* Task instructions:
Retype the records that come next, word for word.

* Information given:

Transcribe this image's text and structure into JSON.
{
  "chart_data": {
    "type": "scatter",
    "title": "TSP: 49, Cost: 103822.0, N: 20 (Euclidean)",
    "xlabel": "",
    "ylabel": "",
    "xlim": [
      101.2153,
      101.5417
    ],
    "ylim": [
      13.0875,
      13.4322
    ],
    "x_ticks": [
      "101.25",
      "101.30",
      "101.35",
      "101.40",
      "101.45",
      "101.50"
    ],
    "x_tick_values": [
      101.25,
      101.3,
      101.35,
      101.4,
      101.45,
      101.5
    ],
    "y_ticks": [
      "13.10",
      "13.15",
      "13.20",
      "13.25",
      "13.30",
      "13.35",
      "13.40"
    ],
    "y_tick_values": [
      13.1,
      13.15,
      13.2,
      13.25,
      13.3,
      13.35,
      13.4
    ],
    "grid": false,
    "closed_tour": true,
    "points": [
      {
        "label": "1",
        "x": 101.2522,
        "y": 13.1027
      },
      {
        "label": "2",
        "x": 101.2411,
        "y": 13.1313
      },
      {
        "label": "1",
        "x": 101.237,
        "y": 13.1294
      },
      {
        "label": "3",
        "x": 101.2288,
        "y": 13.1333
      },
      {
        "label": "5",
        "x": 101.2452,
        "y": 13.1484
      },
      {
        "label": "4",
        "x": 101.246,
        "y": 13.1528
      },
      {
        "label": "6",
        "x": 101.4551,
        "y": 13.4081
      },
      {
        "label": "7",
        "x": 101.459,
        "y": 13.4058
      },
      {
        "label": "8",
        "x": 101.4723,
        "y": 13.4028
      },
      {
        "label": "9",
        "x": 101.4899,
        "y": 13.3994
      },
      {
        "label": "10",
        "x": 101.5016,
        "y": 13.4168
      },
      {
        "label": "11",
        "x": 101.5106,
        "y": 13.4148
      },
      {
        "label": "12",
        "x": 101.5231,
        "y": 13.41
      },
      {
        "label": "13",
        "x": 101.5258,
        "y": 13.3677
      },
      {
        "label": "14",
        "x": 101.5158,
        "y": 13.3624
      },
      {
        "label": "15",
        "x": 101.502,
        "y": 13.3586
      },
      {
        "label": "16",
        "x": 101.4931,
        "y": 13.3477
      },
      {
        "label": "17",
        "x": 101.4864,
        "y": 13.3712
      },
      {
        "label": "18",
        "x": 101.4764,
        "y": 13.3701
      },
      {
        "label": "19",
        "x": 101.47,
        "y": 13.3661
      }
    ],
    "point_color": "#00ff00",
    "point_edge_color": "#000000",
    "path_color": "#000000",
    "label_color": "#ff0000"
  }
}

* Completed exercise:
Transcribe this image's text and structure into JSON.
{
  "chart_data": {
    "type": "scatter",
    "title": "TSP: 49, Cost: 103822.0, N: 20 (Euclidean)",
    "xlabel": "",
    "ylabel": "",
    "xlim": [
      101.2153,
      101.5417
    ],
    "ylim": [
      13.0875,
      13.4322
    ],
    "x_ticks": [
      "101.25",
      "101.30",
      "101.35",
      "101.40",
      "101.45",
      "101.50"
    ],
    "x_tick_values": [
      101.25,
      101.3,
      101.35,
      101.4,
      101.45,
      101.5
    ],
    "y_ticks": [
      "13.10",
      "13.15",
      "13.20",
      "13.25",
      "13.30",
      "13.35",
      "13.40"
    ],
    "y_tick_values": [
      13.1,
      13.15,
      13.2,
      13.25,
      13.3,
      13.35,
      13.4
    ],
    "grid": false,
    "closed_tour": true,
    "points": [
      {
        "label": "1",
        "x": 101.2522,
        "y": 13.1027
      },
      {
        "label": "2",
        "x": 101.2411,
        "y": 13.1313
      },
      {
        "label": "1",
        "x": 101.237,
        "y": 13.1294
      },
      {
        "label": "3",
        "x": 101.2288,
        "y": 13.1333
      },
      {
        "label": "5",
        "x": 101.2452,
        "y": 13.1484
      },
      {
        "label": "4",
        "x": 101.246,
        "y": 13.1528
      },
      {
        "label": "6",
        "x": 101.4551,
        "y": 13.4081
      },
      {
        "label": "7",
        "x": 101.459,
        "y": 13.4058
      },
      {
        "label": "8",
        "x": 101.4723,
        "y": 13.4028
      },
      {
        "label": "9",
        "x": 101.4899,
        "y": 13.3994
      },
      {
        "label": "10",
        "x": 101.5016,
        "y": 13.4168
      },
      {
        "label": "11",
        "x": 101.5106,
        "y": 13.4148
      },
      {
        "label": "12",
        "x": 101.5231,
        "y": 13.41
      },
      {
        "label": "13",
        "x": 101.5258,
        "y": 13.3677
      },
      {
        "label": "14",
        "x": 101.5158,
        "y": 13.3624
      },
      {
        "label": "15",
        "x": 101.502,
        "y": 13.3586
      },
      {
        "label": "16",
        "x": 101.4931,
        "y": 13.3477
      },
      {
        "label": "17",
        "x": 101.4864,
        "y": 13.3712
      },
      {
        "label": "18",
        "x": 101.4764,
        "y": 13.3701
      },
      {
        "label": "19",
        "x": 101.47,
        "y": 13.3661
      }
    ],
    "point_color": "#00ff00",
    "point_edge_color": "#000000",
    "path_color": "#000000",
    "label_color": "#ff0000"
  }
}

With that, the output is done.